Tâche 1: Reproduisez le passage du texte sur l’exilé ex-colonisé en commençant par « Les ressortissants des » et en allant jusqu’à « sceau du Nouveau. ».
Tâche 2:
Répondez aux questions suivantes d’après le texte sur l’exilé ex-colonisé.
(a) Vers quoi la colonisation fut-elle précisément une marche forcée ?
(b) De qui sont les travaux qui démontrèrent par quoi passe la libération du colonisé ?
(c) Qu’est-ce qui est présenté comme l’une des grandes utopies de notre temps ?
Tâche 3: Reprenez le texte sur l’exilé ex-colonisé là où il s’arrête et poursuivez-le.

Texte fourni:
★ ★ ★

L’exilé est un ex-colonisé

Les ressortissants des ex-colonies en savent quelque chose. La colonisation fut précisément la marche forcée vers le Progrès que l’Occident triomphant a voulu imposer au reste du monde. Ainsi naquit le colonisé qui devint étranger à lui-même à force d’intérioriser le modèle du colon. Sa libération, ainsi que le démontrèrent les travaux de Memmi (4), passe par le retournement de ce modèle pour revendiquer l’image diminuée, éclatée, avilie à partir de laquelle le colonisé peut retrouver une nouvelle identité enfin libérée du joug colonial. Cette révolution, dans le sens étymologique et politique du terme, suppose que l’on peut faire table rase du passé. Le recommencement, soit le retour à cet état d’innocence pré-adamique, est l’une des grandes utopies de notre temps. La colonisation ne fait pas exception, surtout si elle se déploie dans un espace marqué du sceau du Nouveau.

★ ★ ★

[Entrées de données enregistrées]
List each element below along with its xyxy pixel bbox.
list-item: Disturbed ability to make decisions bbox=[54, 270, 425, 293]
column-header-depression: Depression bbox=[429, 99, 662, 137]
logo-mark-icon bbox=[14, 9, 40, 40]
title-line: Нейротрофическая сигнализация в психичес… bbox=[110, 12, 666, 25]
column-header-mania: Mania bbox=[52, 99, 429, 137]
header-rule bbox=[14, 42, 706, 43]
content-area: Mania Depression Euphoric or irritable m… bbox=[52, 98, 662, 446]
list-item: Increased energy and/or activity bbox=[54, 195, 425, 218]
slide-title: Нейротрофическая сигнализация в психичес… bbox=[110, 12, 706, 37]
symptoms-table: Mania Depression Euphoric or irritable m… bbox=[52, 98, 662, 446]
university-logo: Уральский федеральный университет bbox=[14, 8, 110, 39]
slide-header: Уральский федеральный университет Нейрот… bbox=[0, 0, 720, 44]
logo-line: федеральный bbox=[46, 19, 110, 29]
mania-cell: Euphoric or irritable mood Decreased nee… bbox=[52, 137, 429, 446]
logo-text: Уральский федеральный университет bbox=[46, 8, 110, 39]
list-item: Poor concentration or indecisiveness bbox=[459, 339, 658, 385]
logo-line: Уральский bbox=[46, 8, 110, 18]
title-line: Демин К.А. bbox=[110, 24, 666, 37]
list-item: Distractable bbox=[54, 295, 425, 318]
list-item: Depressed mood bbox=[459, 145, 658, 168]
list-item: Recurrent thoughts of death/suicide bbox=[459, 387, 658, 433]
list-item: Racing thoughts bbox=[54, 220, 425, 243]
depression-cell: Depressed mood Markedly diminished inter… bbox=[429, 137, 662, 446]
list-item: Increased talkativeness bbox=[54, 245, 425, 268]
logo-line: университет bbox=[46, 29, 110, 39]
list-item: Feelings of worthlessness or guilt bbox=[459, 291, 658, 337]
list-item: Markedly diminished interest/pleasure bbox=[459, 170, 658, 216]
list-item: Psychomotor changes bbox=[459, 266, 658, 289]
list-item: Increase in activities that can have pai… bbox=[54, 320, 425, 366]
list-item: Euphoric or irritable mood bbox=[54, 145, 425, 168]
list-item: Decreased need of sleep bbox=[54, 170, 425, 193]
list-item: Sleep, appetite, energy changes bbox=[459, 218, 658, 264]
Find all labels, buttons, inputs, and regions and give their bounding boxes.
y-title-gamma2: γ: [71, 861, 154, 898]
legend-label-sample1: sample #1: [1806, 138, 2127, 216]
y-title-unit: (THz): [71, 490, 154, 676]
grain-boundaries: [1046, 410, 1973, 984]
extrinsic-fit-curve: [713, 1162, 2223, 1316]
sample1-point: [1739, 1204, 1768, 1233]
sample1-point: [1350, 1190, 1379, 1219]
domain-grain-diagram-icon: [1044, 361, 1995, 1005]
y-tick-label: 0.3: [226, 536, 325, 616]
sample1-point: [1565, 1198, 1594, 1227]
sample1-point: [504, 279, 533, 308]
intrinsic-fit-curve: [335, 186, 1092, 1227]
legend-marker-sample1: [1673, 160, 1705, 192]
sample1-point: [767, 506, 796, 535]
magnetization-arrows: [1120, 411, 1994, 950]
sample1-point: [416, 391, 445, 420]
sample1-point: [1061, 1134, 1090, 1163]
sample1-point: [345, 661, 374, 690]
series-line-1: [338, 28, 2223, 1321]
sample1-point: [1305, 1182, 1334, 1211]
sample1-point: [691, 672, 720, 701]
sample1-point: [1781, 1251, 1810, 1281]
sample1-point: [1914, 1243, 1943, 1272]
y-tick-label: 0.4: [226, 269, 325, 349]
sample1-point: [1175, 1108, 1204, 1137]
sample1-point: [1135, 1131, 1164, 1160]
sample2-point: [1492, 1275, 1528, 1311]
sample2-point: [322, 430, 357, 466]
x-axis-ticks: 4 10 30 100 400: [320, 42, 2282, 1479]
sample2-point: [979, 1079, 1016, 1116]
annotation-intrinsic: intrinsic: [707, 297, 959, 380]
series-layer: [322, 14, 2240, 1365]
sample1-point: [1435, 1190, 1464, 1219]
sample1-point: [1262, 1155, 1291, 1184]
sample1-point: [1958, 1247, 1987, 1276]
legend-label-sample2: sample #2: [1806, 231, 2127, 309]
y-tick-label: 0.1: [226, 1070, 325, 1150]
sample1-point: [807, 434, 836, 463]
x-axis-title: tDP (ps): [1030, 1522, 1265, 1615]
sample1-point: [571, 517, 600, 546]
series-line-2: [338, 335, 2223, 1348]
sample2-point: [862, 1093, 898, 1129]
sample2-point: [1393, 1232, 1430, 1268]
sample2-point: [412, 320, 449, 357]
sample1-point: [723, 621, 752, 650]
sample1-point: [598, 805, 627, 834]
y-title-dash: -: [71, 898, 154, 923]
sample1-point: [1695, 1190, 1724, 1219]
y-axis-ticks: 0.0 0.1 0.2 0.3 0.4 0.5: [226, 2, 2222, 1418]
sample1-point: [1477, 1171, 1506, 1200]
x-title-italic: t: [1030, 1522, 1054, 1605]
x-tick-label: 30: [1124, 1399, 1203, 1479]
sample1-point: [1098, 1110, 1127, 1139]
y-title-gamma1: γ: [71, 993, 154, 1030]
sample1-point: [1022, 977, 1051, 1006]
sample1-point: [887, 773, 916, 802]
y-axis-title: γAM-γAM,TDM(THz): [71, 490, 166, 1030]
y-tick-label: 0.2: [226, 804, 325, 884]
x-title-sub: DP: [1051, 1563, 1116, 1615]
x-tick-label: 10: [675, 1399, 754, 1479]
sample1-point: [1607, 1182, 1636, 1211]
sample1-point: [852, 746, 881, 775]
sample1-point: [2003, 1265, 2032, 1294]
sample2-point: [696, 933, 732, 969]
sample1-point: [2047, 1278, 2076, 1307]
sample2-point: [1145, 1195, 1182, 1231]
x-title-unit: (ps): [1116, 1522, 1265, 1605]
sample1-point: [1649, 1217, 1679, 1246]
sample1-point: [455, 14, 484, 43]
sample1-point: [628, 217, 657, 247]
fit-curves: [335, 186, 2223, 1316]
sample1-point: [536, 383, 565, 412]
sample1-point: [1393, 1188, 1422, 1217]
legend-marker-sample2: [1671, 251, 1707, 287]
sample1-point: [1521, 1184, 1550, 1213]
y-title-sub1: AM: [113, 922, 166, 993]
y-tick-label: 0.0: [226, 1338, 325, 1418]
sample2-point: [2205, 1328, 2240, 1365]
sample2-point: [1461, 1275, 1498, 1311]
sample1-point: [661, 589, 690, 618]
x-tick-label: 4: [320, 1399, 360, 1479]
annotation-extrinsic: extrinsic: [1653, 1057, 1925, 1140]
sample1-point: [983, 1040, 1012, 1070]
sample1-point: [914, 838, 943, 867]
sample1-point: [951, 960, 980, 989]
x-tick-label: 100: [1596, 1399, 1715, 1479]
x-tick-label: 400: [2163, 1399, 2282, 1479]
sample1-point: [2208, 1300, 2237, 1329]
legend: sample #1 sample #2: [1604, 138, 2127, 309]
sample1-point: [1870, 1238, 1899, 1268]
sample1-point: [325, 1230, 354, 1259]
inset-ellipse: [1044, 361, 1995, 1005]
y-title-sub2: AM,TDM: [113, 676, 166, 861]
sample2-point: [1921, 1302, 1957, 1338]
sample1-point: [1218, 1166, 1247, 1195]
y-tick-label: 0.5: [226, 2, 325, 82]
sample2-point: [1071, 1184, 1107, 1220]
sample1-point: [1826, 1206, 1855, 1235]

★ ★ ★

Réponse 1:
Les ressortissants des ex-colonies en savent quelque chose. La colonisation fut précisément la marche forcée vers le Progrès que l’Occident triomphant a voulu imposer au reste du monde. Ainsi naquit le colonisé qui devint étranger à lui-même à force d’intérioriser le modèle du colon. Sa libération, ainsi que le démontrèrent les travaux de Memmi (4), passe par le retournement de ce modèle pour revendiquer l’image diminuée, éclatée, avilie à partir de laquelle le colonisé peut retrouver une nouvelle identité enfin libérée du joug colonial. Cette révolution, dans le sens étymologique et politique du terme, suppose que l’on peut faire table rase du passé. Le recommencement, soit le retour à cet état d’innocence pré-adamique, est l’une des grandes utopies de notre temps. La colonisation ne fait pas exception, surtout si elle se déploie dans un espace marqué du sceau du Nouveau.

Réponse 2:
(a) Vers le Progrès, que l’Occident triomphant a voulu imposer au reste du monde.
(b) De Memmi.
(c) Le recommencement, soit le retour à cet état d’innocence pré-adamique.

Réponse 3:
En vérité le passé est plus tenace que ce que l’on pense et il convient d’être vigilant pour ne pas jeter le bébé avec l’eau du bain. Pourquoi ? Parce que la mémoire, c’est ce qui reste. Elle peut servir à alimenter la nostalgie et les conservatismes dans lesquels se complaisent tant d’exilés et d’anciens colonisés. Elle peut également devenir un fantastique vivier de créativité à condition d’en faire bon usage. Mais comment ? Répondre à cette question n’est pas facile. Car la mémoire est toujours interprétée. Or cette interprétation est soumise aux représentations qui ont cours à tel lieu et à tel moment. Si la situation est jugée positive, alors la mémoire agira comme un démultiplicateur et créera de la valeur, de l’inventivité. Si, au contraire, le contexte est vécu négativement, alors la mémoire revêtira les attributs de gardien, de cerbère de l’identité.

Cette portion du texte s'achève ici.